Pick out and copy every line below that has the word "depth".

'''

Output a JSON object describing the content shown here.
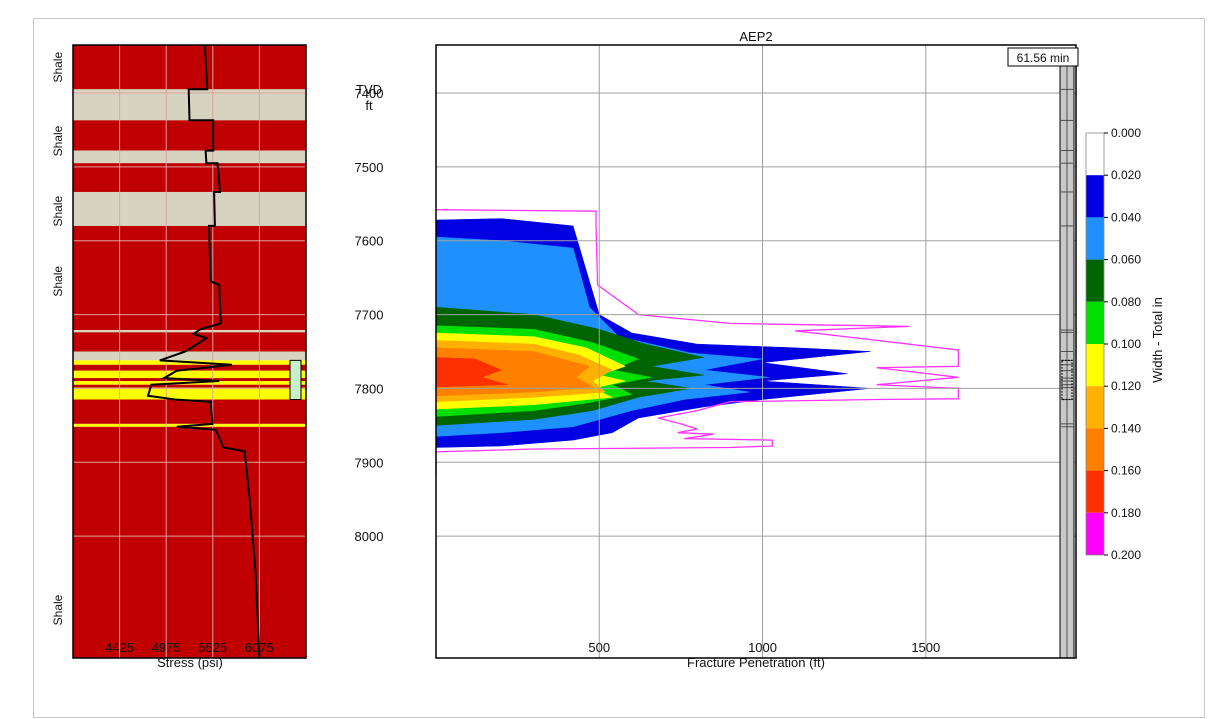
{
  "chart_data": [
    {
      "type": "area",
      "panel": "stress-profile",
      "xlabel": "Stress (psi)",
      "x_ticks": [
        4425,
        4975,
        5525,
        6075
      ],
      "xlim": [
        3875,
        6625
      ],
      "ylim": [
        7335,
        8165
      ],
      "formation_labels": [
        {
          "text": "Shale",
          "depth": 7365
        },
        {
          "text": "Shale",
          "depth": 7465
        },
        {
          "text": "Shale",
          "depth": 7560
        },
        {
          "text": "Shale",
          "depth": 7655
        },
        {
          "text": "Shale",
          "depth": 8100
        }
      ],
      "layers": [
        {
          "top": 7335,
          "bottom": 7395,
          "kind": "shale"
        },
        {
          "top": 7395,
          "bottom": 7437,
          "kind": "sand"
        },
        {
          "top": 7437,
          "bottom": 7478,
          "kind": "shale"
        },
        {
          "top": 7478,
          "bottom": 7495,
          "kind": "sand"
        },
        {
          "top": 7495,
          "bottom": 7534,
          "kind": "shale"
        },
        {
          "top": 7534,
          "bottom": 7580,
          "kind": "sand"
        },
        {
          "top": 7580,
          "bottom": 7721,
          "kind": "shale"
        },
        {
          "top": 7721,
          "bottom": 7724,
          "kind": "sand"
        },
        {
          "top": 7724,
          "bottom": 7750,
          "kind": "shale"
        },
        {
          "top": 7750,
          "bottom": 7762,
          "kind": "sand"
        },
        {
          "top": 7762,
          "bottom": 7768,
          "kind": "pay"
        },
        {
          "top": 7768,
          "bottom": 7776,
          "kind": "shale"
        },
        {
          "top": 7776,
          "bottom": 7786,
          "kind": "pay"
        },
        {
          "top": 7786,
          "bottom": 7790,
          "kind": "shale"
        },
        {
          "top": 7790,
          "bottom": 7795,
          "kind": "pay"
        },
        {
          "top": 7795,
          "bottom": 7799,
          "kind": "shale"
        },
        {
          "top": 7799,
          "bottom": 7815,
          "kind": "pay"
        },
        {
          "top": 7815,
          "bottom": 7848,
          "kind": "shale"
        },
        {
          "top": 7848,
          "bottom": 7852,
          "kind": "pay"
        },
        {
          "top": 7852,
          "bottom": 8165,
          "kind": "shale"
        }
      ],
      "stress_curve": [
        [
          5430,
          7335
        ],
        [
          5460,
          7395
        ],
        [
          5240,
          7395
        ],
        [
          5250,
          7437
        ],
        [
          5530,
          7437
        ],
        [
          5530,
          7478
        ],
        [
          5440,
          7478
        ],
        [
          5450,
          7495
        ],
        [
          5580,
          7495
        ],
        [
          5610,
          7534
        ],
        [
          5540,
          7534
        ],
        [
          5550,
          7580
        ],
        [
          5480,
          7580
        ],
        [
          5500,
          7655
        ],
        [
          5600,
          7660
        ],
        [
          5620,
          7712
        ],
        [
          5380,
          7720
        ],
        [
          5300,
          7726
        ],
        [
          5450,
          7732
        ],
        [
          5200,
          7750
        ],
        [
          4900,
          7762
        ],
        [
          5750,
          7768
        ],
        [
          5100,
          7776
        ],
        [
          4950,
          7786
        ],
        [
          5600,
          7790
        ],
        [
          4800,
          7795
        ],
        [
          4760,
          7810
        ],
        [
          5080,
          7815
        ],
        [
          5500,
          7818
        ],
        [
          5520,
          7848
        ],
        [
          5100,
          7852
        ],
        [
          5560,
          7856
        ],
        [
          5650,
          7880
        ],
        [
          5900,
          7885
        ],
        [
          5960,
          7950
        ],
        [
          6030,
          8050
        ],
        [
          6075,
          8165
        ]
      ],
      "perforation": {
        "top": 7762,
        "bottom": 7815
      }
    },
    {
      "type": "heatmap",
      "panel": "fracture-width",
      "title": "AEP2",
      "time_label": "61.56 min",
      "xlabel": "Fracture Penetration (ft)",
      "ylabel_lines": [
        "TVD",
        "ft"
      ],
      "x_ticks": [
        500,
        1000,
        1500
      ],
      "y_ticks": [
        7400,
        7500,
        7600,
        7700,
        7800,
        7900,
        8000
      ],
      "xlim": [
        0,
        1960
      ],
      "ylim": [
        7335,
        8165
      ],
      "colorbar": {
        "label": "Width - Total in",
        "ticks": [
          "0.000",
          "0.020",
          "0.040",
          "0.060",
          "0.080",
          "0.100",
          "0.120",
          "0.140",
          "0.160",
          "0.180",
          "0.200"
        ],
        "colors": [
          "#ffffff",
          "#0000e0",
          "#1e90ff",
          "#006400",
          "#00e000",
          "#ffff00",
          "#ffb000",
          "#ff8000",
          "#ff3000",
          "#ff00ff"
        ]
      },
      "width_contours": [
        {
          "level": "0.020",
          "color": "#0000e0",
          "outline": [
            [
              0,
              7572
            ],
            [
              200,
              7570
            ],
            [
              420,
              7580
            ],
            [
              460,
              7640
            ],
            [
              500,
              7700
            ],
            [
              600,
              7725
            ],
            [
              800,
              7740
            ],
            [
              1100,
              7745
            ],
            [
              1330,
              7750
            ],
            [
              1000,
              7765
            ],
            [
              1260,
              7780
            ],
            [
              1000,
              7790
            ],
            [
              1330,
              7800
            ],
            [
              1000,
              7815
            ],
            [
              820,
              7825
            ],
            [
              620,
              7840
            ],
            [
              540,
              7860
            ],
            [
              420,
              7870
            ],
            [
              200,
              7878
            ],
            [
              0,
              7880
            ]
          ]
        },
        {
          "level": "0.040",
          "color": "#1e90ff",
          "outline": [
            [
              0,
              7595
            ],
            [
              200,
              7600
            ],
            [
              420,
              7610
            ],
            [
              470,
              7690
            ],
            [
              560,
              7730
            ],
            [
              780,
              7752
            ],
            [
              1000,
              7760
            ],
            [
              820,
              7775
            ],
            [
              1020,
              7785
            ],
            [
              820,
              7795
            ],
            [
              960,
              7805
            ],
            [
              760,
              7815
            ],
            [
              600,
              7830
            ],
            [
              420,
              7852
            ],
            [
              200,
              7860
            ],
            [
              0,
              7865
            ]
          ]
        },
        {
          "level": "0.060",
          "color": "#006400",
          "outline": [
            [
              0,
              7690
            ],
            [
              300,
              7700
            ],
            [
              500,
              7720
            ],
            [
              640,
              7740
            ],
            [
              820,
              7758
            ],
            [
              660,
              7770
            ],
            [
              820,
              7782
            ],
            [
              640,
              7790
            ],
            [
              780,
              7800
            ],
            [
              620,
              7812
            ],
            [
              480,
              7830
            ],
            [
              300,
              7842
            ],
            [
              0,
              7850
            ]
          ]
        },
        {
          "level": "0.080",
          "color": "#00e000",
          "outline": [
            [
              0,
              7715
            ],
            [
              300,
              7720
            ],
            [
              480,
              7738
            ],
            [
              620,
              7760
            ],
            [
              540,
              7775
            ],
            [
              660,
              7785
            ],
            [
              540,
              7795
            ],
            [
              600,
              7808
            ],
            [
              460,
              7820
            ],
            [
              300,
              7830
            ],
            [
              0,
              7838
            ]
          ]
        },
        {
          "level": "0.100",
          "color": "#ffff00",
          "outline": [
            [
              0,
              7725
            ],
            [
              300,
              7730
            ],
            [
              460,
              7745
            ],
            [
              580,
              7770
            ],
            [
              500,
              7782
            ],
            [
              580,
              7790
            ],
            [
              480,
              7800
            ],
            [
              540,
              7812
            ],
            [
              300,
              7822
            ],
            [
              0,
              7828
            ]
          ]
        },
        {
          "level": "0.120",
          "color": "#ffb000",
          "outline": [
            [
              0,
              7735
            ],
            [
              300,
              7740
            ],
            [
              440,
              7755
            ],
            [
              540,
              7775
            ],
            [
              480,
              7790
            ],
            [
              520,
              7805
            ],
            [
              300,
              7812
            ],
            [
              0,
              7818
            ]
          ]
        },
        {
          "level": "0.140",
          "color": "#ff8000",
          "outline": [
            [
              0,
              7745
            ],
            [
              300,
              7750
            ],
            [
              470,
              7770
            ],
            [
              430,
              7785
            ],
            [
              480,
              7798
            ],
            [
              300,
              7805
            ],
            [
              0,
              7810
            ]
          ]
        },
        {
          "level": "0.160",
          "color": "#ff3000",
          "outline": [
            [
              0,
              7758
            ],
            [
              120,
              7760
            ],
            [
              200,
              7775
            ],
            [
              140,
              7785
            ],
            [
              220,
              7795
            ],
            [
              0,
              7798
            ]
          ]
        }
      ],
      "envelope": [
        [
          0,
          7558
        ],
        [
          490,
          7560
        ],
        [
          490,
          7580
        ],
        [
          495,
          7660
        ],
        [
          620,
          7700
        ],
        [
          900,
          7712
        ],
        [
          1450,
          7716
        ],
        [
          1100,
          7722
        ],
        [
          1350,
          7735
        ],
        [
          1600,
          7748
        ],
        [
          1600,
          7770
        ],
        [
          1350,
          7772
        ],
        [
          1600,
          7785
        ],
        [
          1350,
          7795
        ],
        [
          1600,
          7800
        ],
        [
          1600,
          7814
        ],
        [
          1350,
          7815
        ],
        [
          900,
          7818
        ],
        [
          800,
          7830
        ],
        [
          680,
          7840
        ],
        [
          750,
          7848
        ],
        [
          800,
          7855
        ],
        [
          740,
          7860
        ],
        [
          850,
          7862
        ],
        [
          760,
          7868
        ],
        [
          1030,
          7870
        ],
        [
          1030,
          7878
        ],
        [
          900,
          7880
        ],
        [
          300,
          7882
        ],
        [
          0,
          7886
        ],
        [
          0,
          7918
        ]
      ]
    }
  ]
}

'''

- [RESULT OF THE TASK]:
          "depth": 7365
          "depth": 7465
          "depth": 7560
          "depth": 7655
          "depth": 8100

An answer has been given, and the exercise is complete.